Among the entries below, count the lines that contain the word "Recommended". Write down only the total.
------ DATA ENTRIES ------
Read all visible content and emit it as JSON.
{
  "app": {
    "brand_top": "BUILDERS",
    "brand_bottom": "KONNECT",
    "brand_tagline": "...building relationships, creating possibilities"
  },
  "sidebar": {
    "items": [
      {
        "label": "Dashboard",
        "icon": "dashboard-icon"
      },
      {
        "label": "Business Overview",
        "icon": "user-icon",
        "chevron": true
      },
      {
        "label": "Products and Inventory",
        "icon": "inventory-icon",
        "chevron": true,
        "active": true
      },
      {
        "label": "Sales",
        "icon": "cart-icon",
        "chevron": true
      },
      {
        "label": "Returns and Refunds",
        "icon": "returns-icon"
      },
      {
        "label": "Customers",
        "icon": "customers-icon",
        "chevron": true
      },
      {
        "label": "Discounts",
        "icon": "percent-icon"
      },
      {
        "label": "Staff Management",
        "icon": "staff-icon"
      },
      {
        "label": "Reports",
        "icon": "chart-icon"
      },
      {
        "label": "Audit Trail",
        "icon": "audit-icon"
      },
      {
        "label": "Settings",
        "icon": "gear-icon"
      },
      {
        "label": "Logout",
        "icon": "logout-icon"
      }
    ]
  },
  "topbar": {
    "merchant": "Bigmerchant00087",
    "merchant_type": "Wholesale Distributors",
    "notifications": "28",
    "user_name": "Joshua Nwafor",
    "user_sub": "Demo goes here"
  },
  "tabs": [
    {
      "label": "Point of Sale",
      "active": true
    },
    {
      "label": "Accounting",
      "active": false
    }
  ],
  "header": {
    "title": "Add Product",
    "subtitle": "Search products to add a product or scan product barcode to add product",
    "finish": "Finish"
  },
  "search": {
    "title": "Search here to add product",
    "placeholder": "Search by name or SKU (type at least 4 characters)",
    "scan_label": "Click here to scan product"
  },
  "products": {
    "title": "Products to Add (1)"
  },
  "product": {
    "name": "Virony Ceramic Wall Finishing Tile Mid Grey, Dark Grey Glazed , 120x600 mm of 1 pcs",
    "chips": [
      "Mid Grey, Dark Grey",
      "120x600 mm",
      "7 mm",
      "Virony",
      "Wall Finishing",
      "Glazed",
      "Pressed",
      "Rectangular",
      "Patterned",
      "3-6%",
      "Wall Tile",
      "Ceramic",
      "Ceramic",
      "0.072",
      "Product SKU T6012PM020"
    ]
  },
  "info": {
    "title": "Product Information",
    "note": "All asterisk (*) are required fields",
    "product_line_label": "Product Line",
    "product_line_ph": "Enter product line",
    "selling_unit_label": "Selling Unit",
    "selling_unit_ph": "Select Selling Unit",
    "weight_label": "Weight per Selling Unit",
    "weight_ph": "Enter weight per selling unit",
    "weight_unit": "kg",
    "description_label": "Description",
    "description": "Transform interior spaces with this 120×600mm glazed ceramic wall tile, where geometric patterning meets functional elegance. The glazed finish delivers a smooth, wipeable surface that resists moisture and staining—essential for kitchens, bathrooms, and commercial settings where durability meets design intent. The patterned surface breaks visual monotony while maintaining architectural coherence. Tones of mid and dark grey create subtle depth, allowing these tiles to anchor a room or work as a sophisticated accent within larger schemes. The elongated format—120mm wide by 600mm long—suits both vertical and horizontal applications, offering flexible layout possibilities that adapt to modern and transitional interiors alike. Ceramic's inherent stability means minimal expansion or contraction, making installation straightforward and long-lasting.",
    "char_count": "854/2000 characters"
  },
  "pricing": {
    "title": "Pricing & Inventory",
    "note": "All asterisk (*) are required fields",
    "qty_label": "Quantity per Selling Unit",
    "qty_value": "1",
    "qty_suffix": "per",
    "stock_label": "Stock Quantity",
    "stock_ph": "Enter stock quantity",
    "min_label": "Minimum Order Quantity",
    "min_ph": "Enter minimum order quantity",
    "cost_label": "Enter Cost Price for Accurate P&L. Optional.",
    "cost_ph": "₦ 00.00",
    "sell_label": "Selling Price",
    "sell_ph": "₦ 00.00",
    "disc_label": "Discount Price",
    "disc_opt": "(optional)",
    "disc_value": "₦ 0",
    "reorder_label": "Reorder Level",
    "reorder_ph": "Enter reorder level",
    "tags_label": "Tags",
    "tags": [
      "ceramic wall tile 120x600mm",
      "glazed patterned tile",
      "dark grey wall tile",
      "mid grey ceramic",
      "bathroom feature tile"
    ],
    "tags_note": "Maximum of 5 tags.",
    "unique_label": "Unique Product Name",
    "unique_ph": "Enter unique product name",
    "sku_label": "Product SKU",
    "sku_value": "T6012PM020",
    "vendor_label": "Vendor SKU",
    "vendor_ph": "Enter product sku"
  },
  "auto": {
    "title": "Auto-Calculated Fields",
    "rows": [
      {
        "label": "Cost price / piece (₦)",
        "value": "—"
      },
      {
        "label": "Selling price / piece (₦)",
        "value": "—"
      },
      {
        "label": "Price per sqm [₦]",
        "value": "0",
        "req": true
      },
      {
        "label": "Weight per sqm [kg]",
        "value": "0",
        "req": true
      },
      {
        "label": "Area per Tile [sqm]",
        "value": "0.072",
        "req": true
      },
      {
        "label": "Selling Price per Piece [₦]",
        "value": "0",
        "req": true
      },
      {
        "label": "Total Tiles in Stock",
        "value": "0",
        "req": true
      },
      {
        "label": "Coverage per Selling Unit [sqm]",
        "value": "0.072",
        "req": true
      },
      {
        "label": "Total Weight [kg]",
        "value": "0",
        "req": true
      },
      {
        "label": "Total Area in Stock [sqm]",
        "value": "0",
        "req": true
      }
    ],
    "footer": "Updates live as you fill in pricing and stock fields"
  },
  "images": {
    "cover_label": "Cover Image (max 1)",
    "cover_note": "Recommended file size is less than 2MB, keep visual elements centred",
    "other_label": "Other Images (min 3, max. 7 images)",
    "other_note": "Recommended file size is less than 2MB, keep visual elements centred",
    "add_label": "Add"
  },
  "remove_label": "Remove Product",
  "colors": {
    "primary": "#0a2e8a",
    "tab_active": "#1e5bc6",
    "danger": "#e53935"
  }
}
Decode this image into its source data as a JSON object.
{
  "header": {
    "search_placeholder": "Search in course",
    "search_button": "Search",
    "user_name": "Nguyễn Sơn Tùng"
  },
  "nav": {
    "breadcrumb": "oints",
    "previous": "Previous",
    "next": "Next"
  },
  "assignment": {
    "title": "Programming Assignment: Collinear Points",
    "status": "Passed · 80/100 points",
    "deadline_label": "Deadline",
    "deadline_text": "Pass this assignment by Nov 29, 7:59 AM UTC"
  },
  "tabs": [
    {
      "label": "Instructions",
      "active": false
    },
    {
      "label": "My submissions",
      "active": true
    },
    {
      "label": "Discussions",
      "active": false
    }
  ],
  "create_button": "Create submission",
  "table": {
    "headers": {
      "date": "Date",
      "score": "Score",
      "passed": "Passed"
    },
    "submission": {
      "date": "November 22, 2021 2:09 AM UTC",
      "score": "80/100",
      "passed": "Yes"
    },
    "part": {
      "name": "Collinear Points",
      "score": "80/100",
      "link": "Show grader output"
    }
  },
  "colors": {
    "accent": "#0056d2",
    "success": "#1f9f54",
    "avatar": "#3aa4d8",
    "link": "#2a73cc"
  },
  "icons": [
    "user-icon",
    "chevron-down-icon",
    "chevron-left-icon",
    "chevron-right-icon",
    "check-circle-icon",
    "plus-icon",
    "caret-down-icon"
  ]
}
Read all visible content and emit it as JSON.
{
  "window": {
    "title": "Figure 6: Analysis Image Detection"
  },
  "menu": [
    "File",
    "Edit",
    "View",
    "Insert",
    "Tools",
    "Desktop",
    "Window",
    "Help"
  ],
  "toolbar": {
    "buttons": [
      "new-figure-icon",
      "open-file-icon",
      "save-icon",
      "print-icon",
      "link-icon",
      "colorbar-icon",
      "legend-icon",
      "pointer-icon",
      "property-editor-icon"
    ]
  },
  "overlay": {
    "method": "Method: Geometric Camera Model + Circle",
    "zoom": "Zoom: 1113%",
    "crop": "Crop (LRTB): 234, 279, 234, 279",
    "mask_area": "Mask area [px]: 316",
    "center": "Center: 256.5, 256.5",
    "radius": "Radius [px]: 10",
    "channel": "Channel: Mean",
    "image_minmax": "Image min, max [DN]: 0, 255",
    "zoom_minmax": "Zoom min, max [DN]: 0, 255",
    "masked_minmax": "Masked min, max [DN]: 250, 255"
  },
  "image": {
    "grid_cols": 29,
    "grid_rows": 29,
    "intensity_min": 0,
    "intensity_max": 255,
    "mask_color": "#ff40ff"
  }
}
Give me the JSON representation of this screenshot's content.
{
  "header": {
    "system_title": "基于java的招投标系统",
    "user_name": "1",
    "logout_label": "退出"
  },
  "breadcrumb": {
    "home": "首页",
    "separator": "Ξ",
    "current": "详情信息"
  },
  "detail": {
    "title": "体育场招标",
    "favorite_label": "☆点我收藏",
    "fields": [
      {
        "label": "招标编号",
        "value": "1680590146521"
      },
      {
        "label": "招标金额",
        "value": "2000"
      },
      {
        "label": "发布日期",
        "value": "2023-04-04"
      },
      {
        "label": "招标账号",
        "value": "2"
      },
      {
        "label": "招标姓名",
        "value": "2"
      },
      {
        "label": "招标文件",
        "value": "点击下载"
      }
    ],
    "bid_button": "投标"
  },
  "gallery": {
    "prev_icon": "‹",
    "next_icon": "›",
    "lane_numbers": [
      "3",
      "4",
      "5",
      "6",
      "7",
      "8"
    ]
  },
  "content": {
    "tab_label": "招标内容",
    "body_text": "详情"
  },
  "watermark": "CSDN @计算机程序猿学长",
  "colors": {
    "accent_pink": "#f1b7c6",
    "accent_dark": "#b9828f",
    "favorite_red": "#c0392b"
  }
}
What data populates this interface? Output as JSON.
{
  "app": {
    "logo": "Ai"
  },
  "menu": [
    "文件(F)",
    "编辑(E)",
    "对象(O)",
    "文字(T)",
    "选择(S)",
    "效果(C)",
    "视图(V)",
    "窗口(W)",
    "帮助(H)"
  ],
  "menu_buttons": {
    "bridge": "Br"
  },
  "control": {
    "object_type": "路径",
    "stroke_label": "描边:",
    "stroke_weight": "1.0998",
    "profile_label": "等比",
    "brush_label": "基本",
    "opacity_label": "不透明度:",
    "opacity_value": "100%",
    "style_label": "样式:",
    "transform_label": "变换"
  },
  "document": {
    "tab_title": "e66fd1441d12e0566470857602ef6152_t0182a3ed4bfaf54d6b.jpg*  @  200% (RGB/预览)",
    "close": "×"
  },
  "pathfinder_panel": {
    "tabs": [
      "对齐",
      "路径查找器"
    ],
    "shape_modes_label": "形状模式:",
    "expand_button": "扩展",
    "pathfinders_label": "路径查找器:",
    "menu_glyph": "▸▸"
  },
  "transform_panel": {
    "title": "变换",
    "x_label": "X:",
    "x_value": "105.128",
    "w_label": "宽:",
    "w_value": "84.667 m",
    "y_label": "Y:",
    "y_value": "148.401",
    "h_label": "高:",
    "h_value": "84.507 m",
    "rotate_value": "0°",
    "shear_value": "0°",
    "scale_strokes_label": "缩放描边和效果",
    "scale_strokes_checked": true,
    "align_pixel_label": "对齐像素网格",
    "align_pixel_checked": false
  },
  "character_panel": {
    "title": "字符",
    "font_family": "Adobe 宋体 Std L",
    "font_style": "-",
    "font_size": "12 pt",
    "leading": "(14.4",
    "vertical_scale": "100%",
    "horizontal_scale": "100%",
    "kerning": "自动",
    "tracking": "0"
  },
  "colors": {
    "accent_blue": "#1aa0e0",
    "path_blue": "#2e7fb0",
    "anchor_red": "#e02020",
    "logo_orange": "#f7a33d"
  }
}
------
[OUTPUT FOR THIS EXERCISE]
2